■ **WORK INSTRUCTIONS**
Print the complete set of entries exactly.

------ LISTED RECORDS

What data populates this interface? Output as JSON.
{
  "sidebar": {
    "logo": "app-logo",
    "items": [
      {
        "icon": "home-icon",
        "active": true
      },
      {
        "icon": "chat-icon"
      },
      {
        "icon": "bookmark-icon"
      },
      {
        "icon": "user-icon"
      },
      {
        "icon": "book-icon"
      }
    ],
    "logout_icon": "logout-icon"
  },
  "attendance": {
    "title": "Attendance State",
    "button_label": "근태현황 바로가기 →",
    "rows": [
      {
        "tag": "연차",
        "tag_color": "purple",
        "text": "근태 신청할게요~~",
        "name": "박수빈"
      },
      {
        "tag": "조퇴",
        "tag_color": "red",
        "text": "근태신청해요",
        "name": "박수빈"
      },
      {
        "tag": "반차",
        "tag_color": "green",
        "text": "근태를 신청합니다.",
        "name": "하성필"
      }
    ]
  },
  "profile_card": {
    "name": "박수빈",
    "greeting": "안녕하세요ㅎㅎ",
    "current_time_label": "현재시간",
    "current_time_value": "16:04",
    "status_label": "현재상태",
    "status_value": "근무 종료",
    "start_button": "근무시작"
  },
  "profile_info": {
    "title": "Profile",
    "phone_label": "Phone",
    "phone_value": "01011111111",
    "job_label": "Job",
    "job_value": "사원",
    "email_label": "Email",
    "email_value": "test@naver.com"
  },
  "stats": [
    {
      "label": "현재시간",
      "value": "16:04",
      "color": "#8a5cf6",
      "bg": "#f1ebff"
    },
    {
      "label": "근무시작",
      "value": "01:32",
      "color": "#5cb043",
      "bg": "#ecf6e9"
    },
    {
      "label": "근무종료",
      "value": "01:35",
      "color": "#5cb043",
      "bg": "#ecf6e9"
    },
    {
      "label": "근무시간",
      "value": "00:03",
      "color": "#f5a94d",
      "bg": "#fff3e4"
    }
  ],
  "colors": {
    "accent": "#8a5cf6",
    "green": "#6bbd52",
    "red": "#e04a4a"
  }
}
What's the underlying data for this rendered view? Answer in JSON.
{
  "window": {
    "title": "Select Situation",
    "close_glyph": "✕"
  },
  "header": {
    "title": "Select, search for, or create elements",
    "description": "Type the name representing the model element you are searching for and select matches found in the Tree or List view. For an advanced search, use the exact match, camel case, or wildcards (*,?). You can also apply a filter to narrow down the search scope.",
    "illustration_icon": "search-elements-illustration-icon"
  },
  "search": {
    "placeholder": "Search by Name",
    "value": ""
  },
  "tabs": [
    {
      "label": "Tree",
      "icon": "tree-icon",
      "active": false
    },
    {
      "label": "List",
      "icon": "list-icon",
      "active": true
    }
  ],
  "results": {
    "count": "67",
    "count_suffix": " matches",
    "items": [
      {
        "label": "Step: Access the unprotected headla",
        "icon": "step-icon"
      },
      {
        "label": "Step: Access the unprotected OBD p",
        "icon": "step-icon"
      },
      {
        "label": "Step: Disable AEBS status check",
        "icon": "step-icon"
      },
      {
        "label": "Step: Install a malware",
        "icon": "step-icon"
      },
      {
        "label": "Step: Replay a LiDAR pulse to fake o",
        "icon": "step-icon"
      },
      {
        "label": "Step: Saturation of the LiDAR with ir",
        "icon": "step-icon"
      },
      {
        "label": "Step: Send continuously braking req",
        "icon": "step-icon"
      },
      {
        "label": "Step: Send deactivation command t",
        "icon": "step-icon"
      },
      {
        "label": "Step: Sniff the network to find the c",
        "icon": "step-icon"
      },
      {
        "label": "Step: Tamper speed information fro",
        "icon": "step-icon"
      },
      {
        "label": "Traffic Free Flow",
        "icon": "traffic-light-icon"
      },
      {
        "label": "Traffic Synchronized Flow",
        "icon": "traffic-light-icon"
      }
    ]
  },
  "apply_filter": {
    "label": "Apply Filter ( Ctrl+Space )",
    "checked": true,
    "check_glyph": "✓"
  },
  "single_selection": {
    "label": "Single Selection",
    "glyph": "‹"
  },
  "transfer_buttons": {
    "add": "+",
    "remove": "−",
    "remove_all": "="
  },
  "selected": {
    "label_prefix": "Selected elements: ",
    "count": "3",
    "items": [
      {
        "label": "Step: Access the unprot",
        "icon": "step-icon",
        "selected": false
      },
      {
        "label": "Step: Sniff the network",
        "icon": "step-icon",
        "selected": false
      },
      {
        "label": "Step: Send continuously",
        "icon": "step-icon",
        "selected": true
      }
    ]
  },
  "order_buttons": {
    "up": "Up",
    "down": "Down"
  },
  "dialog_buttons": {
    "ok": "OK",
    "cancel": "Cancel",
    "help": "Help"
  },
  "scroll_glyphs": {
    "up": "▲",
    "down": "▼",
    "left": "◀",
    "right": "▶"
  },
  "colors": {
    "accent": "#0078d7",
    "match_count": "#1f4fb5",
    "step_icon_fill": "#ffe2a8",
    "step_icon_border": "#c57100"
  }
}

------------

■ **FINISHED TASK**
What data populates this interface? Output as JSON.
{
  "sidebar": {
    "logo": "app-logo",
    "items": [
      {
        "icon": "home-icon",
        "active": true
      },
      {
        "icon": "chat-icon"
      },
      {
        "icon": "bookmark-icon"
      },
      {
        "icon": "user-icon"
      },
      {
        "icon": "book-icon"
      }
    ],
    "logout_icon": "logout-icon"
  },
  "attendance": {
    "title": "Attendance State",
    "button_label": "근태현황 바로가기 →",
    "rows": [
      {
        "tag": "연차",
        "tag_color": "purple",
        "text": "근태 신청할게요~~",
        "name": "박수빈"
      },
      {
        "tag": "조퇴",
        "tag_color": "red",
        "text": "근태신청해요",
        "name": "박수빈"
      },
      {
        "tag": "반차",
        "tag_color": "green",
        "text": "근태를 신청합니다.",
        "name": "하성필"
      }
    ]
  },
  "profile_card": {
    "name": "박수빈",
    "greeting": "안녕하세요ㅎㅎ",
    "current_time_label": "현재시간",
    "current_time_value": "16:04",
    "status_label": "현재상태",
    "status_value": "근무 종료",
    "start_button": "근무시작"
  },
  "profile_info": {
    "title": "Profile",
    "phone_label": "Phone",
    "phone_value": "01011111111",
    "job_label": "Job",
    "job_value": "사원",
    "email_label": "Email",
    "email_value": "test@naver.com"
  },
  "stats": [
    {
      "label": "현재시간",
      "value": "16:04",
      "color": "#8a5cf6",
      "bg": "#f1ebff"
    },
    {
      "label": "근무시작",
      "value": "01:32",
      "color": "#5cb043",
      "bg": "#ecf6e9"
    },
    {
      "label": "근무종료",
      "value": "01:35",
      "color": "#5cb043",
      "bg": "#ecf6e9"
    },
    {
      "label": "근무시간",
      "value": "00:03",
      "color": "#f5a94d",
      "bg": "#fff3e4"
    }
  ],
  "colors": {
    "accent": "#8a5cf6",
    "green": "#6bbd52",
    "red": "#e04a4a"
  }
}
What's the underlying data for this rendered view? Answer in JSON.
{
  "window": {
    "title": "Select Situation",
    "close_glyph": "✕"
  },
  "header": {
    "title": "Select, search for, or create elements",
    "description": "Type the name representing the model element you are searching for and select matches found in the Tree or List view. For an advanced search, use the exact match, camel case, or wildcards (*,?). You can also apply a filter to narrow down the search scope.",
    "illustration_icon": "search-elements-illustration-icon"
  },
  "search": {
    "placeholder": "Search by Name",
    "value": ""
  },
  "tabs": [
    {
      "label": "Tree",
      "icon": "tree-icon",
      "active": false
    },
    {
      "label": "List",
      "icon": "list-icon",
      "active": true
    }
  ],
  "results": {
    "count": "67",
    "count_suffix": " matches",
    "items": [
      {
        "label": "Step: Access the unprotected headla",
        "icon": "step-icon"
      },
      {
        "label": "Step: Access the unprotected OBD p",
        "icon": "step-icon"
      },
      {
        "label": "Step: Disable AEBS status check",
        "icon": "step-icon"
      },
      {
        "label": "Step: Install a malware",
        "icon": "step-icon"
      },
      {
        "label": "Step: Replay a LiDAR pulse to fake o",
        "icon": "step-icon"
      },
      {
        "label": "Step: Saturation of the LiDAR with ir",
        "icon": "step-icon"
      },
      {
        "label": "Step: Send continuously braking req",
        "icon": "step-icon"
      },
      {
        "label": "Step: Send deactivation command t",
        "icon": "step-icon"
      },
      {
        "label": "Step: Sniff the network to find the c",
        "icon": "step-icon"
      },
      {
        "label": "Step: Tamper speed information fro",
        "icon": "step-icon"
      },
      {
        "label": "Traffic Free Flow",
        "icon": "traffic-light-icon"
      },
      {
        "label": "Traffic Synchronized Flow",
        "icon": "traffic-light-icon"
      }
    ]
  },
  "apply_filter": {
    "label": "Apply Filter ( Ctrl+Space )",
    "checked": true,
    "check_glyph": "✓"
  },
  "single_selection": {
    "label": "Single Selection",
    "glyph": "‹"
  },
  "transfer_buttons": {
    "add": "+",
    "remove": "−",
    "remove_all": "="
  },
  "selected": {
    "label_prefix": "Selected elements: ",
    "count": "3",
    "items": [
      {
        "label": "Step: Access the unprot",
        "icon": "step-icon",
        "selected": false
      },
      {
        "label": "Step: Sniff the network",
        "icon": "step-icon",
        "selected": false
      },
      {
        "label": "Step: Send continuously",
        "icon": "step-icon",
        "selected": true
      }
    ]
  },
  "order_buttons": {
    "up": "Up",
    "down": "Down"
  },
  "dialog_buttons": {
    "ok": "OK",
    "cancel": "Cancel",
    "help": "Help"
  },
  "scroll_glyphs": {
    "up": "▲",
    "down": "▼",
    "left": "◀",
    "right": "▶"
  },
  "colors": {
    "accent": "#0078d7",
    "match_count": "#1f4fb5",
    "step_icon_fill": "#ffe2a8",
    "step_icon_border": "#c57100"
  }
}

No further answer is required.